[Dataset excerpts]
---*---

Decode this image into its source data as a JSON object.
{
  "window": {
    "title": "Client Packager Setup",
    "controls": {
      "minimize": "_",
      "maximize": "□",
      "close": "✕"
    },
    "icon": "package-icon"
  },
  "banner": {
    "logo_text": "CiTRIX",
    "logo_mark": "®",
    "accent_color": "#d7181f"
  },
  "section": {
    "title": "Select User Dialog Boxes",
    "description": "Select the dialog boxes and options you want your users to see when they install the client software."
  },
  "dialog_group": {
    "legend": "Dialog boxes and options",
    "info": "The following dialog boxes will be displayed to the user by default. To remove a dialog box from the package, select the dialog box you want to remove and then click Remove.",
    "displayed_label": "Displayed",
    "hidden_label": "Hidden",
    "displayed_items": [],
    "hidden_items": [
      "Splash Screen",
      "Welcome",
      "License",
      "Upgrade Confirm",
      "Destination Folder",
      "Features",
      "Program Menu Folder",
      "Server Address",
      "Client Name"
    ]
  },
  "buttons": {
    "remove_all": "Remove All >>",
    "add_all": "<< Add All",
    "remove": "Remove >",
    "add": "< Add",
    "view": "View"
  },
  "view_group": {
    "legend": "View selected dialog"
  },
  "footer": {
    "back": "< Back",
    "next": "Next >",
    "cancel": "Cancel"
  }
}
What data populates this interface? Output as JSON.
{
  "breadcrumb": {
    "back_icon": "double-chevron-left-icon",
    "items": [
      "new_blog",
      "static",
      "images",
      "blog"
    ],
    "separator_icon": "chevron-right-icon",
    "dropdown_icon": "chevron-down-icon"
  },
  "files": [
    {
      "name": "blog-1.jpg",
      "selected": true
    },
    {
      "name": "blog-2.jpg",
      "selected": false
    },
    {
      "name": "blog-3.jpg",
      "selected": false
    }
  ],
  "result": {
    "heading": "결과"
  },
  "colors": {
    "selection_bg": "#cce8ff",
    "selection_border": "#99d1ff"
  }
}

---*---

:: Stated task ::
Make an exact copy of all the data.

:: Problem solution ::
Decode this image into its source data as a JSON object.
{
  "window": {
    "title": "Client Packager Setup",
    "controls": {
      "minimize": "_",
      "maximize": "□",
      "close": "✕"
    },
    "icon": "package-icon"
  },
  "banner": {
    "logo_text": "CiTRIX",
    "logo_mark": "®",
    "accent_color": "#d7181f"
  },
  "section": {
    "title": "Select User Dialog Boxes",
    "description": "Select the dialog boxes and options you want your users to see when they install the client software."
  },
  "dialog_group": {
    "legend": "Dialog boxes and options",
    "info": "The following dialog boxes will be displayed to the user by default. To remove a dialog box from the package, select the dialog box you want to remove and then click Remove.",
    "displayed_label": "Displayed",
    "hidden_label": "Hidden",
    "displayed_items": [],
    "hidden_items": [
      "Splash Screen",
      "Welcome",
      "License",
      "Upgrade Confirm",
      "Destination Folder",
      "Features",
      "Program Menu Folder",
      "Server Address",
      "Client Name"
    ]
  },
  "buttons": {
    "remove_all": "Remove All >>",
    "add_all": "<< Add All",
    "remove": "Remove >",
    "add": "< Add",
    "view": "View"
  },
  "view_group": {
    "legend": "View selected dialog"
  },
  "footer": {
    "back": "< Back",
    "next": "Next >",
    "cancel": "Cancel"
  }
}
What data populates this interface? Output as JSON.
{
  "breadcrumb": {
    "back_icon": "double-chevron-left-icon",
    "items": [
      "new_blog",
      "static",
      "images",
      "blog"
    ],
    "separator_icon": "chevron-right-icon",
    "dropdown_icon": "chevron-down-icon"
  },
  "files": [
    {
      "name": "blog-1.jpg",
      "selected": true
    },
    {
      "name": "blog-2.jpg",
      "selected": false
    },
    {
      "name": "blog-3.jpg",
      "selected": false
    }
  ],
  "result": {
    "heading": "결과"
  },
  "colors": {
    "selection_bg": "#cce8ff",
    "selection_border": "#99d1ff"
  }
}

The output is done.